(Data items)

▼

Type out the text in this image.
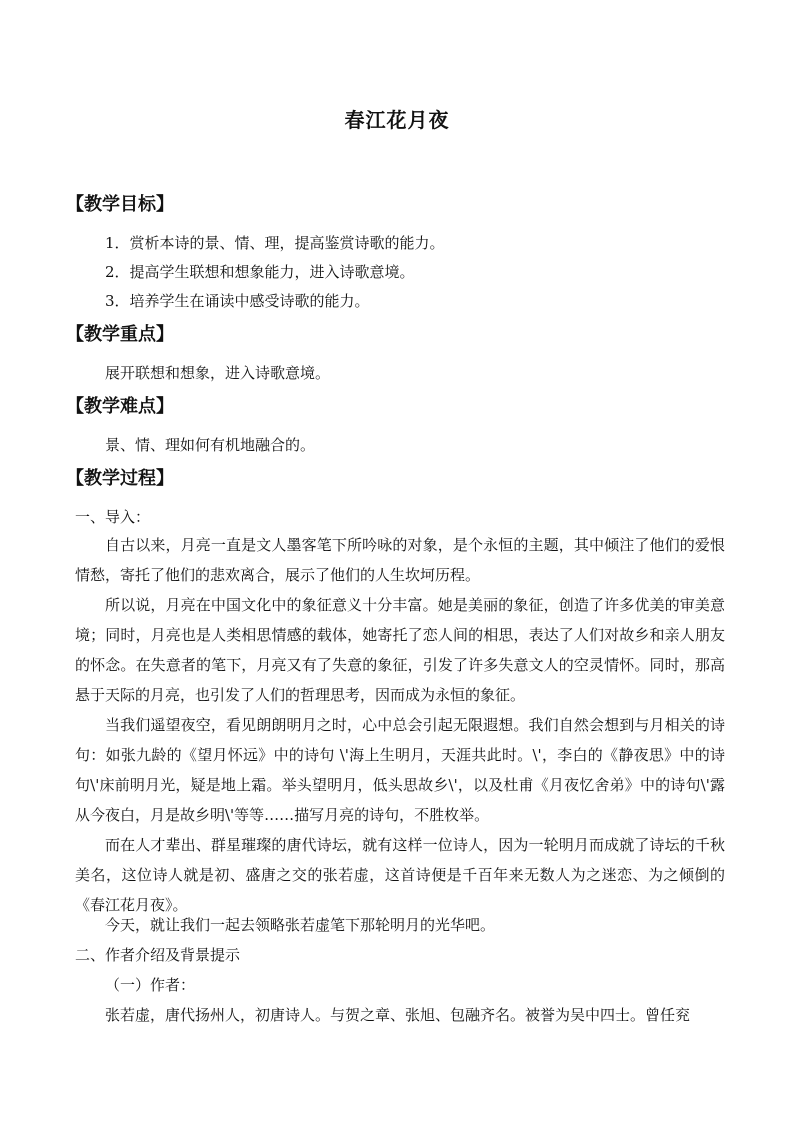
春江花月夜
【教学目标】
1．赏析本诗的景、情、理，提高鉴赏诗歌的能力。
2．提高学生联想和想象能力，进入诗歌意境。
3．培养学生在诵读中感受诗歌的能力。
【教学重点】
展开联想和想象，进入诗歌意境。
【教学难点】
景、情、理如何有机地融合的。
【教学过程】
一、导入：
自古以来，月亮一直是文人墨客笔下所吟咏的对象，是个永恒的主题，其中倾注了他们的爱恨情愁，寄托了他们的悲欢离合，展示了他们的人生坎坷历程。
所以说，月亮在中国文化中的象征意义十分丰富。她是美丽的象征，创造了许多优美的审美意境；同时，月亮也是人类相思情感的载体，她寄托了恋人间的相思，表达了人们对故乡和亲人朋友的怀念。在失意者的笔下，月亮又有了失意的象征，引发了许多失意文人的空灵情怀。同时，那高悬于天际的月亮，也引发了人们的哲理思考，因而成为永恒的象征。
当我们遥望夜空，看见朗朗明月之时，心中总会引起无限遐想。我们自然会想到与月相关的诗句：如张九龄的《望月怀远》中的诗句 \'海上生明月，天涯共此时。\'，李白的《静夜思》中的诗句\'床前明月光，疑是地上霜。举头望明月，低头思故乡\'，以及杜甫《月夜忆舍弟》中的诗句\'露从今夜白，月是故乡明\'等等……描写月亮的诗句，不胜枚举。
而在人才辈出、群星璀璨的唐代诗坛，就有这样一位诗人，因为一轮明月而成就了诗坛的千秋美名，这位诗人就是初、盛唐之交的张若虚，这首诗便是千百年来无数人为之迷恋、为之倾倒的《春江花月夜》。
今天，就让我们一起去领略张若虚笔下那轮明月的光华吧。
二、作者介绍及背景提示
（一）作者：
张若虚，唐代扬州人，初唐诗人。与贺之章、张旭、包融齐名。被誉为吴中四士。曾任兖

▲

→ Task to carry out: Above are the records; copy every line in them that holds the word "春江花月夜".

→ Correct answer:
春江花月夜
而在人才辈出、群星璀璨的唐代诗坛，就有这样一位诗人，因为一轮明月而成就了诗坛的千秋美名，这位诗人就是初、盛唐之交的张若虚，这首诗便是千百年来无数人为之迷恋、为之倾倒的《春江花月夜》。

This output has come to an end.